§ THE REQUEST
Copy each line in the data that includes the word "label".

§ DATASET RECORDS
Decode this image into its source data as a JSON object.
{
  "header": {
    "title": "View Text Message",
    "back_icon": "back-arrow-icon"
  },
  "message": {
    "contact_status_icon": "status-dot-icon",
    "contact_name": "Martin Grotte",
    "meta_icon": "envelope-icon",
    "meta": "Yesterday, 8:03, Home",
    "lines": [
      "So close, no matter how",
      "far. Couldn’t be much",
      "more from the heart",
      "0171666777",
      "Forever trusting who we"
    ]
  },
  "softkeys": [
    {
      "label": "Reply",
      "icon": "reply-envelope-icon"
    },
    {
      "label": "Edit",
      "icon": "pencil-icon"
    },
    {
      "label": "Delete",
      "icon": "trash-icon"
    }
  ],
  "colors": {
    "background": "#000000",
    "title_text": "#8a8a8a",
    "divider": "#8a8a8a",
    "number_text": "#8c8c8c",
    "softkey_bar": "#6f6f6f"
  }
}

§ RESPONSE BELOW
      "label": "Reply",
      "label": "Edit",
      "label": "Delete",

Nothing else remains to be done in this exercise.